SET EXERCISE
The entries below are to be transcribed in full, without their images.

(Dataset records)
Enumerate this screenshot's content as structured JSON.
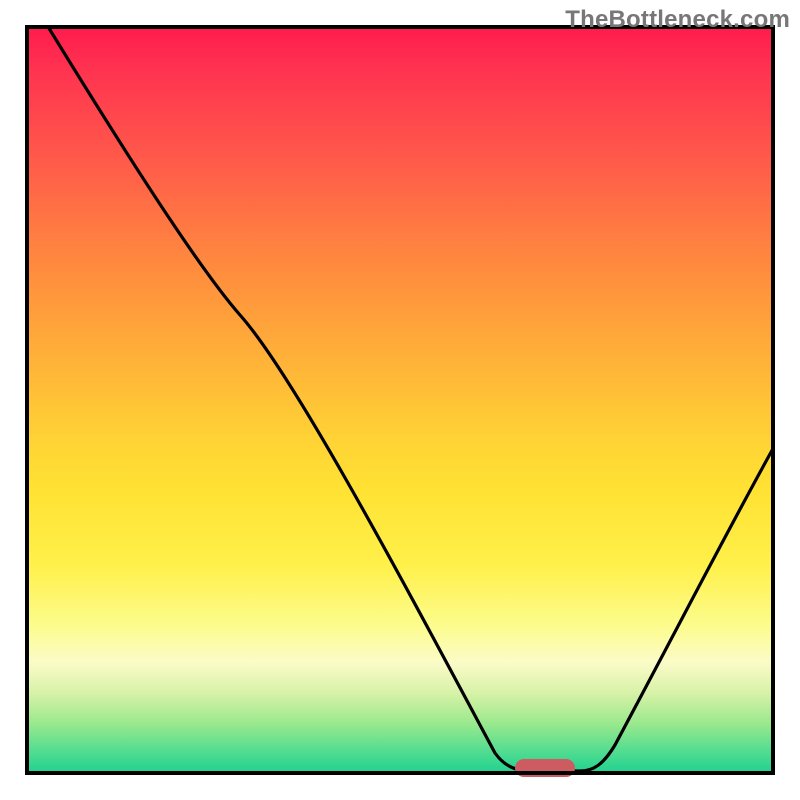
{
  "watermark": "TheBottleneck.com",
  "chart_data": {
    "type": "line",
    "title": "",
    "xlabel": "",
    "ylabel": "",
    "xlim": [
      0,
      100
    ],
    "ylim": [
      0,
      100
    ],
    "grid": false,
    "background_gradient": {
      "direction": "vertical",
      "stops": [
        {
          "pos": 0.0,
          "color": "#ff1a4d"
        },
        {
          "pos": 0.18,
          "color": "#ff5a4a"
        },
        {
          "pos": 0.45,
          "color": "#ffb338"
        },
        {
          "pos": 0.72,
          "color": "#fff04a"
        },
        {
          "pos": 0.89,
          "color": "#d8f2a8"
        },
        {
          "pos": 1.0,
          "color": "#1ad190"
        }
      ]
    },
    "series": [
      {
        "name": "bottleneck-curve",
        "color": "#000000",
        "x": [
          3,
          10,
          20,
          29,
          40,
          50,
          60,
          66,
          70,
          74,
          80,
          90,
          100
        ],
        "y": [
          100,
          82,
          67,
          61,
          44,
          28,
          10,
          1,
          0,
          1,
          10,
          28,
          44
        ]
      }
    ],
    "annotations": [
      {
        "name": "optimal-marker",
        "shape": "rounded-rect",
        "color": "#cd5c62",
        "x_range": [
          65,
          73
        ],
        "y": 0
      }
    ]
  }
}
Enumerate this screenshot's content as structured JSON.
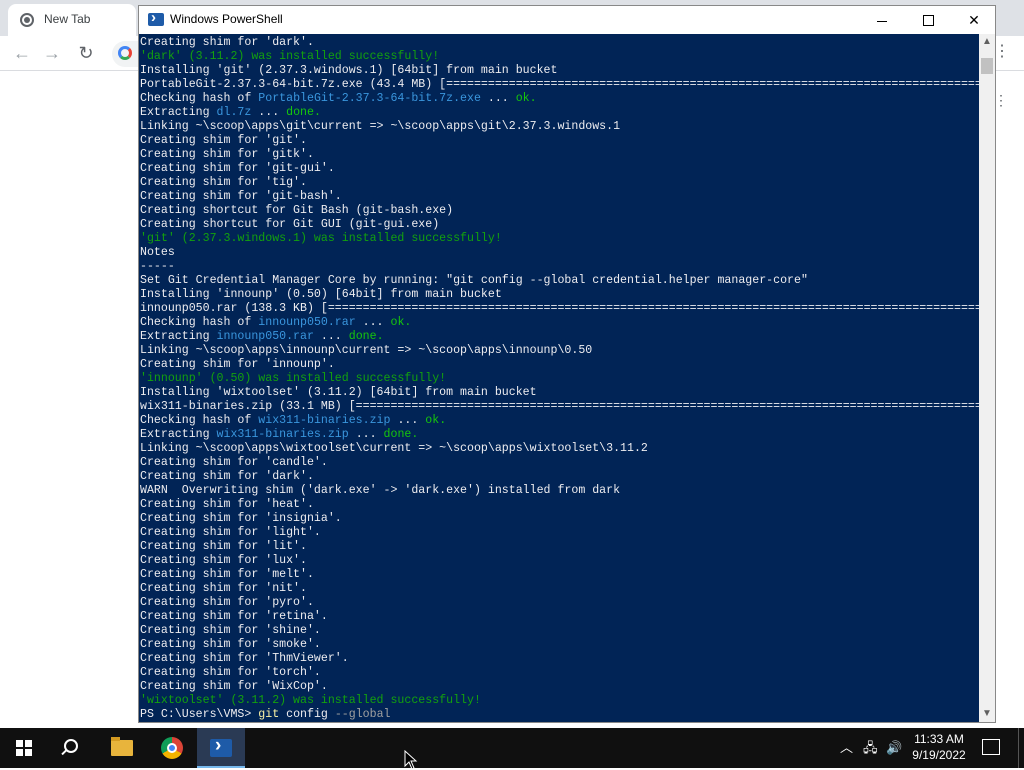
{
  "chrome": {
    "tab_title": "New Tab"
  },
  "powershell": {
    "title": "Windows PowerShell",
    "lines": [
      {
        "t": "Creating shim for 'dark'.",
        "c": ""
      },
      {
        "t": "'dark' (3.11.2) was installed successfully!",
        "c": "c-green"
      },
      {
        "t": "Installing 'git' (2.37.3.windows.1) [64bit] from main bucket",
        "c": ""
      },
      {
        "t": "PortableGit-2.37.3-64-bit.7z.exe (43.4 MB) [================================================================================] 100%",
        "c": ""
      },
      {
        "parts": [
          {
            "t": "Checking hash of ",
            "c": ""
          },
          {
            "t": "PortableGit-2.37.3-64-bit.7z.exe",
            "c": "c-cyan"
          },
          {
            "t": " ... ",
            "c": ""
          },
          {
            "t": "ok.",
            "c": "c-lgreen"
          }
        ]
      },
      {
        "parts": [
          {
            "t": "Extracting ",
            "c": ""
          },
          {
            "t": "dl.7z",
            "c": "c-cyan"
          },
          {
            "t": " ... ",
            "c": ""
          },
          {
            "t": "done.",
            "c": "c-lgreen"
          }
        ]
      },
      {
        "t": "Linking ~\\scoop\\apps\\git\\current => ~\\scoop\\apps\\git\\2.37.3.windows.1",
        "c": ""
      },
      {
        "t": "Creating shim for 'git'.",
        "c": ""
      },
      {
        "t": "Creating shim for 'gitk'.",
        "c": ""
      },
      {
        "t": "Creating shim for 'git-gui'.",
        "c": ""
      },
      {
        "t": "Creating shim for 'tig'.",
        "c": ""
      },
      {
        "t": "Creating shim for 'git-bash'.",
        "c": ""
      },
      {
        "t": "Creating shortcut for Git Bash (git-bash.exe)",
        "c": ""
      },
      {
        "t": "Creating shortcut for Git GUI (git-gui.exe)",
        "c": ""
      },
      {
        "t": "'git' (2.37.3.windows.1) was installed successfully!",
        "c": "c-green"
      },
      {
        "t": "Notes",
        "c": ""
      },
      {
        "t": "-----",
        "c": ""
      },
      {
        "t": "Set Git Credential Manager Core by running: \"git config --global credential.helper manager-core\"",
        "c": ""
      },
      {
        "t": "Installing 'innounp' (0.50) [64bit] from main bucket",
        "c": ""
      },
      {
        "t": "innounp050.rar (138.3 KB) [=================================================================================================] 100%",
        "c": ""
      },
      {
        "parts": [
          {
            "t": "Checking hash of ",
            "c": ""
          },
          {
            "t": "innounp050.rar",
            "c": "c-cyan"
          },
          {
            "t": " ... ",
            "c": ""
          },
          {
            "t": "ok.",
            "c": "c-lgreen"
          }
        ]
      },
      {
        "parts": [
          {
            "t": "Extracting ",
            "c": ""
          },
          {
            "t": "innounp050.rar",
            "c": "c-cyan"
          },
          {
            "t": " ... ",
            "c": ""
          },
          {
            "t": "done.",
            "c": "c-lgreen"
          }
        ]
      },
      {
        "t": "Linking ~\\scoop\\apps\\innounp\\current => ~\\scoop\\apps\\innounp\\0.50",
        "c": ""
      },
      {
        "t": "Creating shim for 'innounp'.",
        "c": ""
      },
      {
        "t": "'innounp' (0.50) was installed successfully!",
        "c": "c-green"
      },
      {
        "t": "Installing 'wixtoolset' (3.11.2) [64bit] from main bucket",
        "c": ""
      },
      {
        "t": "wix311-binaries.zip (33.1 MB) [============================================================================================] 100%",
        "c": ""
      },
      {
        "parts": [
          {
            "t": "Checking hash of ",
            "c": ""
          },
          {
            "t": "wix311-binaries.zip",
            "c": "c-cyan"
          },
          {
            "t": " ... ",
            "c": ""
          },
          {
            "t": "ok.",
            "c": "c-lgreen"
          }
        ]
      },
      {
        "parts": [
          {
            "t": "Extracting ",
            "c": ""
          },
          {
            "t": "wix311-binaries.zip",
            "c": "c-cyan"
          },
          {
            "t": " ... ",
            "c": ""
          },
          {
            "t": "done.",
            "c": "c-lgreen"
          }
        ]
      },
      {
        "t": "Linking ~\\scoop\\apps\\wixtoolset\\current => ~\\scoop\\apps\\wixtoolset\\3.11.2",
        "c": ""
      },
      {
        "t": "Creating shim for 'candle'.",
        "c": ""
      },
      {
        "t": "Creating shim for 'dark'.",
        "c": ""
      },
      {
        "t": "WARN  Overwriting shim ('dark.exe' -> 'dark.exe') installed from dark",
        "c": ""
      },
      {
        "t": "Creating shim for 'heat'.",
        "c": ""
      },
      {
        "t": "Creating shim for 'insignia'.",
        "c": ""
      },
      {
        "t": "Creating shim for 'light'.",
        "c": ""
      },
      {
        "t": "Creating shim for 'lit'.",
        "c": ""
      },
      {
        "t": "Creating shim for 'lux'.",
        "c": ""
      },
      {
        "t": "Creating shim for 'melt'.",
        "c": ""
      },
      {
        "t": "Creating shim for 'nit'.",
        "c": ""
      },
      {
        "t": "Creating shim for 'pyro'.",
        "c": ""
      },
      {
        "t": "Creating shim for 'retina'.",
        "c": ""
      },
      {
        "t": "Creating shim for 'shine'.",
        "c": ""
      },
      {
        "t": "Creating shim for 'smoke'.",
        "c": ""
      },
      {
        "t": "Creating shim for 'ThmViewer'.",
        "c": ""
      },
      {
        "t": "Creating shim for 'torch'.",
        "c": ""
      },
      {
        "t": "Creating shim for 'WixCop'.",
        "c": ""
      },
      {
        "t": "'wixtoolset' (3.11.2) was installed successfully!",
        "c": "c-green"
      }
    ],
    "prompt": "PS C:\\Users\\VMS> ",
    "command": "git",
    "command_args": " config ",
    "command_flag": "--global"
  },
  "taskbar": {
    "time": "11:33 AM",
    "date": "9/19/2022"
  },
  "icons": {
    "start": "windows-start-icon",
    "search": "search-icon",
    "explorer": "file-explorer-icon",
    "chrome": "chrome-icon",
    "powershell": "powershell-icon"
  },
  "colors": {
    "console_bg": "#012456",
    "success_green": "#13a10e",
    "path_cyan": "#3a96dd",
    "ok_green": "#16c60c",
    "command_yellow": "#f9f1a5"
  }
}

TASK RESPONSE
Enumerate this screenshot's content as structured JSON.
{
  "watermark": "TheBottleneck.com",
  "chart_data": {
    "type": "line",
    "title": "",
    "xlabel": "",
    "ylabel": "",
    "xlim": [
      0,
      100
    ],
    "ylim": [
      0,
      100
    ],
    "grid": false,
    "background_gradient": {
      "direction": "vertical",
      "stops": [
        {
          "pos": 0.0,
          "color": "#ff1a4d"
        },
        {
          "pos": 0.18,
          "color": "#ff5a4a"
        },
        {
          "pos": 0.45,
          "color": "#ffb338"
        },
        {
          "pos": 0.72,
          "color": "#fff04a"
        },
        {
          "pos": 0.89,
          "color": "#d8f2a8"
        },
        {
          "pos": 1.0,
          "color": "#1ad190"
        }
      ]
    },
    "series": [
      {
        "name": "bottleneck-curve",
        "color": "#000000",
        "x": [
          3,
          10,
          20,
          29,
          40,
          50,
          60,
          66,
          70,
          74,
          80,
          90,
          100
        ],
        "y": [
          100,
          82,
          67,
          61,
          44,
          28,
          10,
          1,
          0,
          1,
          10,
          28,
          44
        ]
      }
    ],
    "annotations": [
      {
        "name": "optimal-marker",
        "shape": "rounded-rect",
        "color": "#cd5c62",
        "x_range": [
          65,
          73
        ],
        "y": 0
      }
    ]
  }
}
Enumerate this screenshot's content as structured JSON.
{
  "chrome": {
    "tab_title": "New Tab"
  },
  "powershell": {
    "title": "Windows PowerShell",
    "lines": [
      {
        "t": "Creating shim for 'dark'.",
        "c": ""
      },
      {
        "t": "'dark' (3.11.2) was installed successfully!",
        "c": "c-green"
      },
      {
        "t": "Installing 'git' (2.37.3.windows.1) [64bit] from main bucket",
        "c": ""
      },
      {
        "t": "PortableGit-2.37.3-64-bit.7z.exe (43.4 MB) [================================================================================] 100%",
        "c": ""
      },
      {
        "parts": [
          {
            "t": "Checking hash of ",
            "c": ""
          },
          {
            "t": "PortableGit-2.37.3-64-bit.7z.exe",
            "c": "c-cyan"
          },
          {
            "t": " ... ",
            "c": ""
          },
          {
            "t": "ok.",
            "c": "c-lgreen"
          }
        ]
      },
      {
        "parts": [
          {
            "t": "Extracting ",
            "c": ""
          },
          {
            "t": "dl.7z",
            "c": "c-cyan"
          },
          {
            "t": " ... ",
            "c": ""
          },
          {
            "t": "done.",
            "c": "c-lgreen"
          }
        ]
      },
      {
        "t": "Linking ~\\scoop\\apps\\git\\current => ~\\scoop\\apps\\git\\2.37.3.windows.1",
        "c": ""
      },
      {
        "t": "Creating shim for 'git'.",
        "c": ""
      },
      {
        "t": "Creating shim for 'gitk'.",
        "c": ""
      },
      {
        "t": "Creating shim for 'git-gui'.",
        "c": ""
      },
      {
        "t": "Creating shim for 'tig'.",
        "c": ""
      },
      {
        "t": "Creating shim for 'git-bash'.",
        "c": ""
      },
      {
        "t": "Creating shortcut for Git Bash (git-bash.exe)",
        "c": ""
      },
      {
        "t": "Creating shortcut for Git GUI (git-gui.exe)",
        "c": ""
      },
      {
        "t": "'git' (2.37.3.windows.1) was installed successfully!",
        "c": "c-green"
      },
      {
        "t": "Notes",
        "c": ""
      },
      {
        "t": "-----",
        "c": ""
      },
      {
        "t": "Set Git Credential Manager Core by running: \"git config --global credential.helper manager-core\"",
        "c": ""
      },
      {
        "t": "Installing 'innounp' (0.50) [64bit] from main bucket",
        "c": ""
      },
      {
        "t": "innounp050.rar (138.3 KB) [=================================================================================================] 100%",
        "c": ""
      },
      {
        "parts": [
          {
            "t": "Checking hash of ",
            "c": ""
          },
          {
            "t": "innounp050.rar",
            "c": "c-cyan"
          },
          {
            "t": " ... ",
            "c": ""
          },
          {
            "t": "ok.",
            "c": "c-lgreen"
          }
        ]
      },
      {
        "parts": [
          {
            "t": "Extracting ",
            "c": ""
          },
          {
            "t": "innounp050.rar",
            "c": "c-cyan"
          },
          {
            "t": " ... ",
            "c": ""
          },
          {
            "t": "done.",
            "c": "c-lgreen"
          }
        ]
      },
      {
        "t": "Linking ~\\scoop\\apps\\innounp\\current => ~\\scoop\\apps\\innounp\\0.50",
        "c": ""
      },
      {
        "t": "Creating shim for 'innounp'.",
        "c": ""
      },
      {
        "t": "'innounp' (0.50) was installed successfully!",
        "c": "c-green"
      },
      {
        "t": "Installing 'wixtoolset' (3.11.2) [64bit] from main bucket",
        "c": ""
      },
      {
        "t": "wix311-binaries.zip (33.1 MB) [============================================================================================] 100%",
        "c": ""
      },
      {
        "parts": [
          {
            "t": "Checking hash of ",
            "c": ""
          },
          {
            "t": "wix311-binaries.zip",
            "c": "c-cyan"
          },
          {
            "t": " ... ",
            "c": ""
          },
          {
            "t": "ok.",
            "c": "c-lgreen"
          }
        ]
      },
      {
        "parts": [
          {
            "t": "Extracting ",
            "c": ""
          },
          {
            "t": "wix311-binaries.zip",
            "c": "c-cyan"
          },
          {
            "t": " ... ",
            "c": ""
          },
          {
            "t": "done.",
            "c": "c-lgreen"
          }
        ]
      },
      {
        "t": "Linking ~\\scoop\\apps\\wixtoolset\\current => ~\\scoop\\apps\\wixtoolset\\3.11.2",
        "c": ""
      },
      {
        "t": "Creating shim for 'candle'.",
        "c": ""
      },
      {
        "t": "Creating shim for 'dark'.",
        "c": ""
      },
      {
        "t": "WARN  Overwriting shim ('dark.exe' -> 'dark.exe') installed from dark",
        "c": ""
      },
      {
        "t": "Creating shim for 'heat'.",
        "c": ""
      },
      {
        "t": "Creating shim for 'insignia'.",
        "c": ""
      },
      {
        "t": "Creating shim for 'light'.",
        "c": ""
      },
      {
        "t": "Creating shim for 'lit'.",
        "c": ""
      },
      {
        "t": "Creating shim for 'lux'.",
        "c": ""
      },
      {
        "t": "Creating shim for 'melt'.",
        "c": ""
      },
      {
        "t": "Creating shim for 'nit'.",
        "c": ""
      },
      {
        "t": "Creating shim for 'pyro'.",
        "c": ""
      },
      {
        "t": "Creating shim for 'retina'.",
        "c": ""
      },
      {
        "t": "Creating shim for 'shine'.",
        "c": ""
      },
      {
        "t": "Creating shim for 'smoke'.",
        "c": ""
      },
      {
        "t": "Creating shim for 'ThmViewer'.",
        "c": ""
      },
      {
        "t": "Creating shim for 'torch'.",
        "c": ""
      },
      {
        "t": "Creating shim for 'WixCop'.",
        "c": ""
      },
      {
        "t": "'wixtoolset' (3.11.2) was installed successfully!",
        "c": "c-green"
      }
    ],
    "prompt": "PS C:\\Users\\VMS> ",
    "command": "git",
    "command_args": " config ",
    "command_flag": "--global"
  },
  "taskbar": {
    "time": "11:33 AM",
    "date": "9/19/2022"
  },
  "icons": {
    "start": "windows-start-icon",
    "search": "search-icon",
    "explorer": "file-explorer-icon",
    "chrome": "chrome-icon",
    "powershell": "powershell-icon"
  },
  "colors": {
    "console_bg": "#012456",
    "success_green": "#13a10e",
    "path_cyan": "#3a96dd",
    "ok_green": "#16c60c",
    "command_yellow": "#f9f1a5"
  }
}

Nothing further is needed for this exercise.